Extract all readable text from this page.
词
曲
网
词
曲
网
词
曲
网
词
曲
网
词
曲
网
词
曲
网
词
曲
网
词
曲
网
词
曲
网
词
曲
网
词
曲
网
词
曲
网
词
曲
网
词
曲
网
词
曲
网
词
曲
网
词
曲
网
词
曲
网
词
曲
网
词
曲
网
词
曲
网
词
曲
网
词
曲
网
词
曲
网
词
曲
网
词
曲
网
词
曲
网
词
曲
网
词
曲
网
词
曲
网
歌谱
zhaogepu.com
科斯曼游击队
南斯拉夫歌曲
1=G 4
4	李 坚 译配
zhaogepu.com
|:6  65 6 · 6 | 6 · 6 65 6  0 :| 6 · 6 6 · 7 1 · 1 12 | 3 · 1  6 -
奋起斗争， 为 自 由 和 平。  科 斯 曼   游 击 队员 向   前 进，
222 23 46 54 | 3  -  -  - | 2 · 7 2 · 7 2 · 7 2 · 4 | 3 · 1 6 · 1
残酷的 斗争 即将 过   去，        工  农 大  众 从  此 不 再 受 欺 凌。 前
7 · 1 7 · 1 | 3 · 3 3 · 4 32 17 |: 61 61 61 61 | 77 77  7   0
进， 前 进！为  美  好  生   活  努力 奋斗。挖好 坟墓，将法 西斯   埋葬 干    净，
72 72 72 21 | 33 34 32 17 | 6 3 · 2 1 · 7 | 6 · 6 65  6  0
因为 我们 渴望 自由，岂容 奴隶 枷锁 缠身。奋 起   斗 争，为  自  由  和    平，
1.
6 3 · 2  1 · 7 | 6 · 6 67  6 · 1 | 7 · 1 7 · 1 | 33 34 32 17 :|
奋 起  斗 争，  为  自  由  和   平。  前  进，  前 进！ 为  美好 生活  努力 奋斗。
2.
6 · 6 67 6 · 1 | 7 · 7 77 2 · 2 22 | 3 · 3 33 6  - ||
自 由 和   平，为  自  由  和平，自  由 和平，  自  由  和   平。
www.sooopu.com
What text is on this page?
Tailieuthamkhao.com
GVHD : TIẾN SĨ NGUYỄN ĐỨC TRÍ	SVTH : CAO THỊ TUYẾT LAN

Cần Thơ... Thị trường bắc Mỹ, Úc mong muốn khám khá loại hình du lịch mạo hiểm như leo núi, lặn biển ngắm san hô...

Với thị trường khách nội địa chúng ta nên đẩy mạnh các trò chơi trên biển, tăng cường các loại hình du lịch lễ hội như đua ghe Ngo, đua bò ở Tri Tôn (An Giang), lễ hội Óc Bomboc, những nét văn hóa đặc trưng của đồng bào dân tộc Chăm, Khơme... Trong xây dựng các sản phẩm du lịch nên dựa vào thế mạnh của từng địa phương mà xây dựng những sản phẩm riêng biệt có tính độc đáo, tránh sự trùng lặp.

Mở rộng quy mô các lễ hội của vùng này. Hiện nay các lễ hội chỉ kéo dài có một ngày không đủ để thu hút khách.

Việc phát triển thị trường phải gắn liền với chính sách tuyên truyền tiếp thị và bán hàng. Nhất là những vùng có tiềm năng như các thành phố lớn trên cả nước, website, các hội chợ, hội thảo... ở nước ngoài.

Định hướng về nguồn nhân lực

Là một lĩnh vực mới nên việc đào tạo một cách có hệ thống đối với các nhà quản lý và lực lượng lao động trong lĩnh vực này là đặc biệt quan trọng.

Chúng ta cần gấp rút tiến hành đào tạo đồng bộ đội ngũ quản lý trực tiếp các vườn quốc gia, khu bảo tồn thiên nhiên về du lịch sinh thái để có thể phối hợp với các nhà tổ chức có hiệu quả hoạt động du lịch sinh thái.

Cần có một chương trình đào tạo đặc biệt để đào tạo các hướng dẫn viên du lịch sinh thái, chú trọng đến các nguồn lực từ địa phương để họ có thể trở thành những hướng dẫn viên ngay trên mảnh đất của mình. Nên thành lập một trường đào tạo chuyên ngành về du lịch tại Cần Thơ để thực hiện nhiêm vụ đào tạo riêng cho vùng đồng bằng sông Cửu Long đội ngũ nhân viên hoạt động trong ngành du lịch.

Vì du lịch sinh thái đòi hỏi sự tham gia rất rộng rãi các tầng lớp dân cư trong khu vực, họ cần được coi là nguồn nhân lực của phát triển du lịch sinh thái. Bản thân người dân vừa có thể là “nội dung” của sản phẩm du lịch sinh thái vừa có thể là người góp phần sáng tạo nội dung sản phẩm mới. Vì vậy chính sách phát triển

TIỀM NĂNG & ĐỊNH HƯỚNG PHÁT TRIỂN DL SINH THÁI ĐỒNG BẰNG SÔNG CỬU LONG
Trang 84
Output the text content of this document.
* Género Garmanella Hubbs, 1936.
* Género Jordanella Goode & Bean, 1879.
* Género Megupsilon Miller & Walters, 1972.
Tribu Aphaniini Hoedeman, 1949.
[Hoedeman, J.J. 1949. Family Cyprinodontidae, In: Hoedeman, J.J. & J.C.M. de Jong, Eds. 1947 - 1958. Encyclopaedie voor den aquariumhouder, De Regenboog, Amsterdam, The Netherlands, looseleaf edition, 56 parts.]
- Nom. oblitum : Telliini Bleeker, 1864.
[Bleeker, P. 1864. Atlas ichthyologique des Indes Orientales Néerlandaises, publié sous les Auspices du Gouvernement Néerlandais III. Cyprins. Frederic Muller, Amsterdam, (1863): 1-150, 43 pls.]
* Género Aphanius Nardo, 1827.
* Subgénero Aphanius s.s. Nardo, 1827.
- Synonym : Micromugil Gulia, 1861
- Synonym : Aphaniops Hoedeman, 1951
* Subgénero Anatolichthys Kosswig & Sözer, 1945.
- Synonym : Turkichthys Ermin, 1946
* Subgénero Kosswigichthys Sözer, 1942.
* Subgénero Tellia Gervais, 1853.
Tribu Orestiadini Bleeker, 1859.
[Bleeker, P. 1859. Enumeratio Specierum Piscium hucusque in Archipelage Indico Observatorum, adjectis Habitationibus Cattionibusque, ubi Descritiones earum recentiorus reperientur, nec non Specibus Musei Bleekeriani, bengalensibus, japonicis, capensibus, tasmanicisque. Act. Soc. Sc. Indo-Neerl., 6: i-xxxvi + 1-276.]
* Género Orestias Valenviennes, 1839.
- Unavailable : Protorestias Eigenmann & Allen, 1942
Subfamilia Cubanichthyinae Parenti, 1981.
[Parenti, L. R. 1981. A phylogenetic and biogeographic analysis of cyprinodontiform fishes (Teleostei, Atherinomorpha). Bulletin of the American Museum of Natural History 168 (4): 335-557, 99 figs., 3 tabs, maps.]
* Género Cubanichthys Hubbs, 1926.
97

= = = = = = =

__WHAT YOU HAVE TO DO__
Find the string "Parenti" in the records, then copy each line where it occurs.

__CORRECT OUTPUT__
Subfamilia Cubanichthyinae Parenti, 1981.
[Parenti, L. R. 1981. A phylogenetic and biogeographic analysis of cyprinodontiform fishes (Teleostei, Atherinomorpha). Bulletin of the American Museum of Natural History 168 (4): 335-557, 99 figs., 3 tabs, maps.]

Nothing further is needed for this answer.